■ **AVAILABLE RECORDS**
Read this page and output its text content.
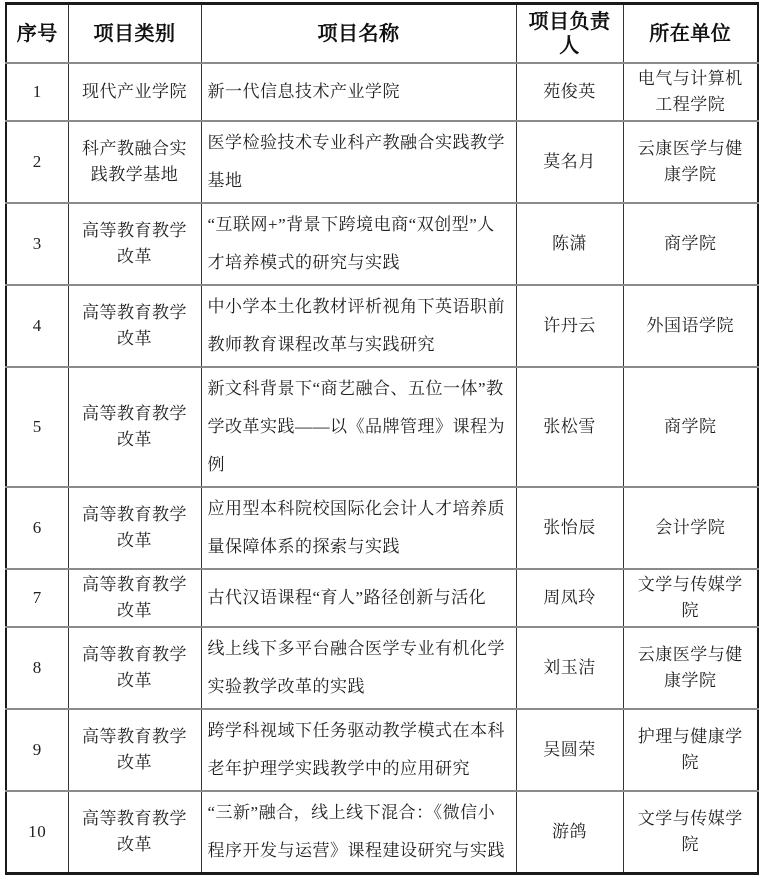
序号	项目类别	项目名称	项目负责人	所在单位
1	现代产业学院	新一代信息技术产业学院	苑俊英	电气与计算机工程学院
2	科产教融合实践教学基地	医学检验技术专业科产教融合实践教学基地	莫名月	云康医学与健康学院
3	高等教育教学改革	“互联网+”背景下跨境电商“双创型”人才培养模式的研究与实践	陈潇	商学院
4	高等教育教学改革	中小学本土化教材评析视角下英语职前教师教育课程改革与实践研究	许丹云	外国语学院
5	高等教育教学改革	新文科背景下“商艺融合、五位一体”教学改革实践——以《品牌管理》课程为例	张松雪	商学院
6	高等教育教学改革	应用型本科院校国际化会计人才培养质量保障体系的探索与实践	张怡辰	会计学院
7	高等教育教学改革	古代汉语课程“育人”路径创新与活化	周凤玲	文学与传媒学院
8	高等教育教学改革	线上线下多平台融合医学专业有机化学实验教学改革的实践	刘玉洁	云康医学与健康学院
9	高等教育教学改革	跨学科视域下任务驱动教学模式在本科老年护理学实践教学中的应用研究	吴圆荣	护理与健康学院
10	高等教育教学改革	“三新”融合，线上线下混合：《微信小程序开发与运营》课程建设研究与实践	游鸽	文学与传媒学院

---

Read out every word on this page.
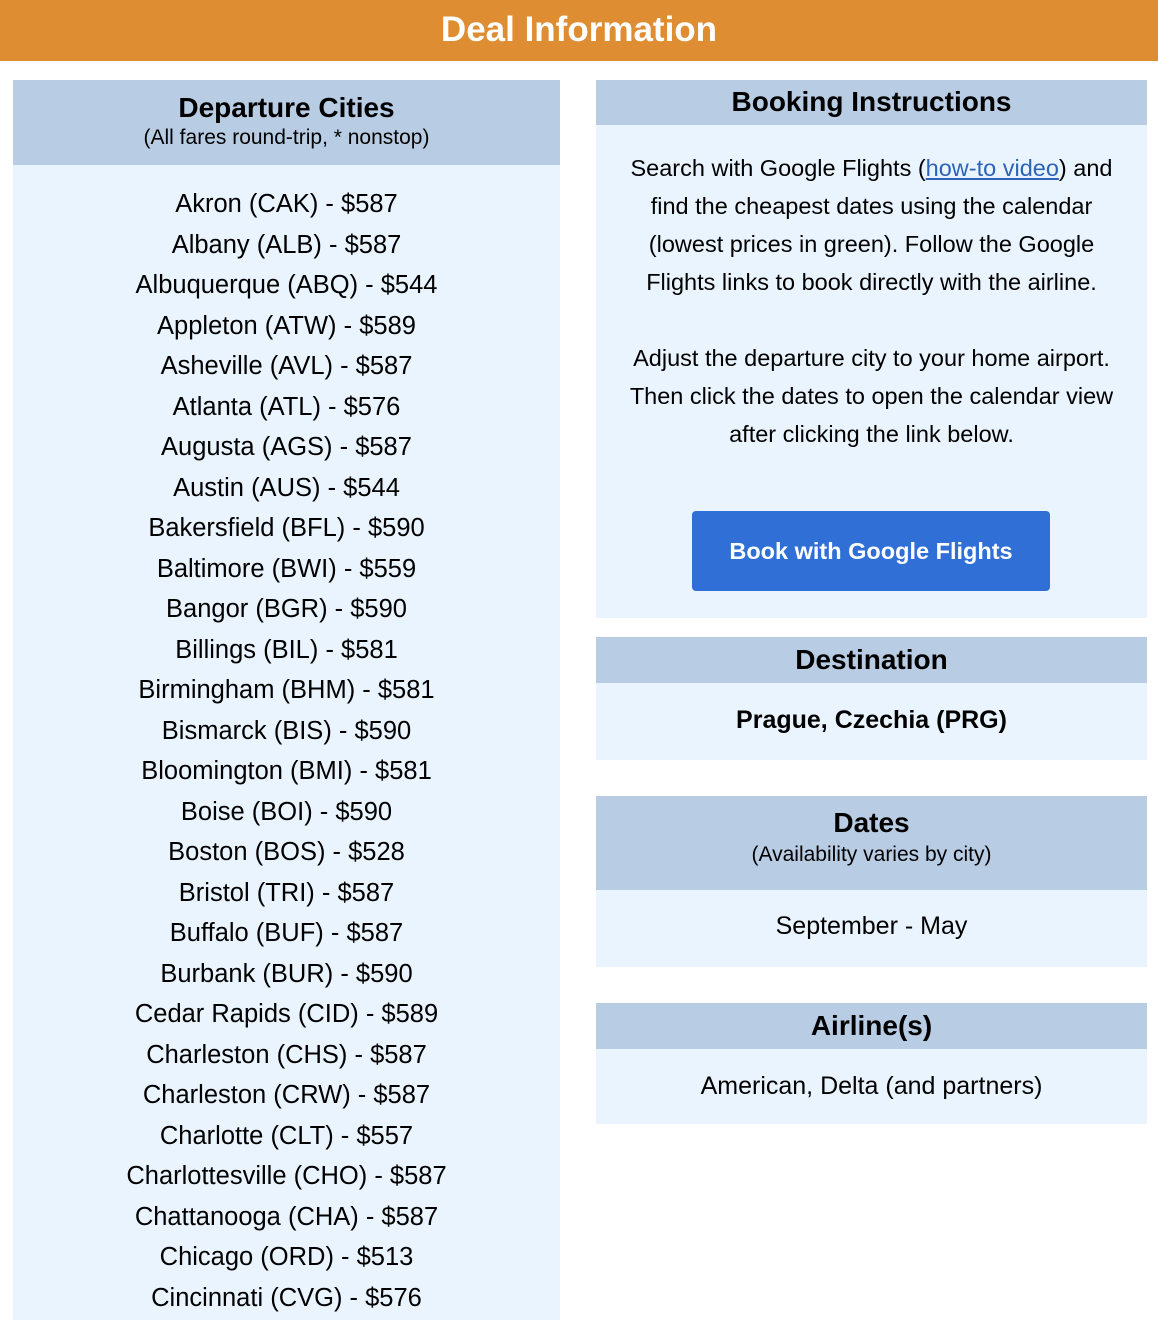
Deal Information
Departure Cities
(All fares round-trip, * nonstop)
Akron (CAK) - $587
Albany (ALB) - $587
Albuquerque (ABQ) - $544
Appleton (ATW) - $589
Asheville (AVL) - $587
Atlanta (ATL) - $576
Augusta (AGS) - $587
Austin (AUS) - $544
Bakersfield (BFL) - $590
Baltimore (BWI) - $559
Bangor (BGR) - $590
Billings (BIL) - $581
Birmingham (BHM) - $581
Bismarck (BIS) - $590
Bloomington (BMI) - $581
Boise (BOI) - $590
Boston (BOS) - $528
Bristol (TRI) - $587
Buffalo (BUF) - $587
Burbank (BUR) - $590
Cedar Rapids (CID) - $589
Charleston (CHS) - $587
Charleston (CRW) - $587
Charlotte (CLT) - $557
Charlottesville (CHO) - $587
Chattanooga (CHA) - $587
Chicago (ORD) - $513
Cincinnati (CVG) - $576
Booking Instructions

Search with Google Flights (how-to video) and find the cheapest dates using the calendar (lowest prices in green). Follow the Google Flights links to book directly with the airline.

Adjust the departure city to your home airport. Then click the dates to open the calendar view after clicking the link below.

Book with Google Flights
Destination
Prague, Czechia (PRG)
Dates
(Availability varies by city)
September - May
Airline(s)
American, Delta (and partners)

■ **GOAL OF THE EXERCISE**
Pull out all lines from the listing that contain the string "page".

■ **COMPLETE ANSWER**
Read this page and output its text content.
Read out every word on this page.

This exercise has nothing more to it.